Dataset items
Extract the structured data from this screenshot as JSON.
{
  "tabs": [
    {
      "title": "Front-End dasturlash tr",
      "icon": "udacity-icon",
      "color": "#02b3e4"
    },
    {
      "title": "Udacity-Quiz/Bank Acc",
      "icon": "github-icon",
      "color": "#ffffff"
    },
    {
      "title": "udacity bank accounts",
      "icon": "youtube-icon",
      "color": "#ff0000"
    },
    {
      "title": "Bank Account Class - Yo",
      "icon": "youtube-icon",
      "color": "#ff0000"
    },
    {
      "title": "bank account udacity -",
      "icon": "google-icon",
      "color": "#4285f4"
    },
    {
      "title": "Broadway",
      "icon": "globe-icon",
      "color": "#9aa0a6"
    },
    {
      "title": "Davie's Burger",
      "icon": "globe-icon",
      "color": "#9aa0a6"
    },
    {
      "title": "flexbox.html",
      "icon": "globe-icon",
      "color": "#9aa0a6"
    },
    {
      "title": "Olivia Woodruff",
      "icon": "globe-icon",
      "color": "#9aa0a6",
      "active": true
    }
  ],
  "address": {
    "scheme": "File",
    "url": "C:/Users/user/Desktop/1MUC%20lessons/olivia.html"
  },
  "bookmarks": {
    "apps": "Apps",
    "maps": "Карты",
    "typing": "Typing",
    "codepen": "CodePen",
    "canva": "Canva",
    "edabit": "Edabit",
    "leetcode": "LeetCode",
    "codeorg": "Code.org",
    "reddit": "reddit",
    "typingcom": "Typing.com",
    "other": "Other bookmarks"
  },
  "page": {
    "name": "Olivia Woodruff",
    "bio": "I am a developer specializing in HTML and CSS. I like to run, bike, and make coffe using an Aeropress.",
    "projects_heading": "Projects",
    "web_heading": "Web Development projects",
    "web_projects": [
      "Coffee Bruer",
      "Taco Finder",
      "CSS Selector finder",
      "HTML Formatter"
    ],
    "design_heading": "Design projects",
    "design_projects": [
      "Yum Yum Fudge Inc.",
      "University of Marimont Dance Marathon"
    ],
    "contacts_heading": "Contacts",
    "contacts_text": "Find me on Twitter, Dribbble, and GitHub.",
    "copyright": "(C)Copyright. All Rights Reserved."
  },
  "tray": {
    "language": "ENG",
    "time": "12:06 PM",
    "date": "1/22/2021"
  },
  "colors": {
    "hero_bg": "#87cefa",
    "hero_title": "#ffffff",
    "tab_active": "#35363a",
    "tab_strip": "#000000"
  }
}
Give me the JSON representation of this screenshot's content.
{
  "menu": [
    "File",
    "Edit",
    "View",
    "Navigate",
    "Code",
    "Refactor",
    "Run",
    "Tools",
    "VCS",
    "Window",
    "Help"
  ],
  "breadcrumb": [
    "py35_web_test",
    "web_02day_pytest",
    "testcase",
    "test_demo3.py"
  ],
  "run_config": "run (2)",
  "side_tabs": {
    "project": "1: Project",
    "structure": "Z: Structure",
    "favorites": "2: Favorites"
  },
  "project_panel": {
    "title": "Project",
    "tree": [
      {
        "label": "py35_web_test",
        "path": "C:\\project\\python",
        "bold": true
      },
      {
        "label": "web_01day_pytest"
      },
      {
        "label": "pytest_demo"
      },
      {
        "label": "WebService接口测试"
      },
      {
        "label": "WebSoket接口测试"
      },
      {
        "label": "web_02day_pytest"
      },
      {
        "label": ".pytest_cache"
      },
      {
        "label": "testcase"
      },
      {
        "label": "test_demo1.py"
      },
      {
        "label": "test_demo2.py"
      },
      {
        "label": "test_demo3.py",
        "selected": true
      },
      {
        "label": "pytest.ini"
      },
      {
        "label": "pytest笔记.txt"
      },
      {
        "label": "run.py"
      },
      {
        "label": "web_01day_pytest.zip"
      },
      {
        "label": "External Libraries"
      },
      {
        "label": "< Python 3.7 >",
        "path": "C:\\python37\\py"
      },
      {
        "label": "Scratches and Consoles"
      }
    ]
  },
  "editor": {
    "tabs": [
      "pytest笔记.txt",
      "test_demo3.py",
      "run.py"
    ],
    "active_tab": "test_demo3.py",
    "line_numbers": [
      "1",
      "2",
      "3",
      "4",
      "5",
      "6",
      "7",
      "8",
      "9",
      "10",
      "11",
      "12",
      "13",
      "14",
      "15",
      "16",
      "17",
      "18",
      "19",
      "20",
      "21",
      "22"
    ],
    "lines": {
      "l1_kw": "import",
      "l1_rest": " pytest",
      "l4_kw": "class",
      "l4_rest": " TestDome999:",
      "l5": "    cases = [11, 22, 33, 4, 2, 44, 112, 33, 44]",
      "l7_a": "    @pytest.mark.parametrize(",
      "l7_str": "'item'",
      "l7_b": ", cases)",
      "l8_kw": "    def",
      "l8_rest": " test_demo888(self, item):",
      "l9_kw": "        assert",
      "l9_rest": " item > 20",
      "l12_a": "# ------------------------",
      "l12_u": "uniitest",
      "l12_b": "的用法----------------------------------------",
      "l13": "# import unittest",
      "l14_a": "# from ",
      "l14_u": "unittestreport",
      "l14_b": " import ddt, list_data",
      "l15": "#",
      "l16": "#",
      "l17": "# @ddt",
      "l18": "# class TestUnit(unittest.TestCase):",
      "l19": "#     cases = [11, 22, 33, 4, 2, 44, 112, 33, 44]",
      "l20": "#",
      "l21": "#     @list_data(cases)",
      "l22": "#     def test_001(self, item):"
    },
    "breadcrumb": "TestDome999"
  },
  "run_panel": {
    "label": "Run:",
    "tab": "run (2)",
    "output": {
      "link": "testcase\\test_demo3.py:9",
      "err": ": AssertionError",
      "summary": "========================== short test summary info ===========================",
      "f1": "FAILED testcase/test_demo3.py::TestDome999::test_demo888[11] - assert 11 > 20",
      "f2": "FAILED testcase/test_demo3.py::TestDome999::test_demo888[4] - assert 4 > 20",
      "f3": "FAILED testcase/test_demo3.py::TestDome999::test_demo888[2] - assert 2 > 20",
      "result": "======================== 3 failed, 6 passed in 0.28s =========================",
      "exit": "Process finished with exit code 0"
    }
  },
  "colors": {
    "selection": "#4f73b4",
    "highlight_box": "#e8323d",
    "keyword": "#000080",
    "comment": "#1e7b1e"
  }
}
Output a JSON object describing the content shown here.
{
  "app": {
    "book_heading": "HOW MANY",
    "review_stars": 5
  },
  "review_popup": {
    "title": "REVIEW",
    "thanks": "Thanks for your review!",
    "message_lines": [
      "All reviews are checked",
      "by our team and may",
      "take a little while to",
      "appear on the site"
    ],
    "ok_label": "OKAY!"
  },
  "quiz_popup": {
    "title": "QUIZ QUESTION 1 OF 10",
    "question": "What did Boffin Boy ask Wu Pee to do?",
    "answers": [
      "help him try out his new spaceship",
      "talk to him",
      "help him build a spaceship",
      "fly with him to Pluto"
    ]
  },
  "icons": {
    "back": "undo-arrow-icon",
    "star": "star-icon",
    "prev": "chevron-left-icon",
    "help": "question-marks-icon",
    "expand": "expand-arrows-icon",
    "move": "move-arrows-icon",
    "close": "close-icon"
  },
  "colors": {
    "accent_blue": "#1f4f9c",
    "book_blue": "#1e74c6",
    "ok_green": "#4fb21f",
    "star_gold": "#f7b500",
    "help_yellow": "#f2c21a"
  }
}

■ **Work to be completed**
Of the lines above, copy each that contains "from".

■ **Written answer**
Extract the structured data from this screenshot as JSON.
      "l14_a": "# from ",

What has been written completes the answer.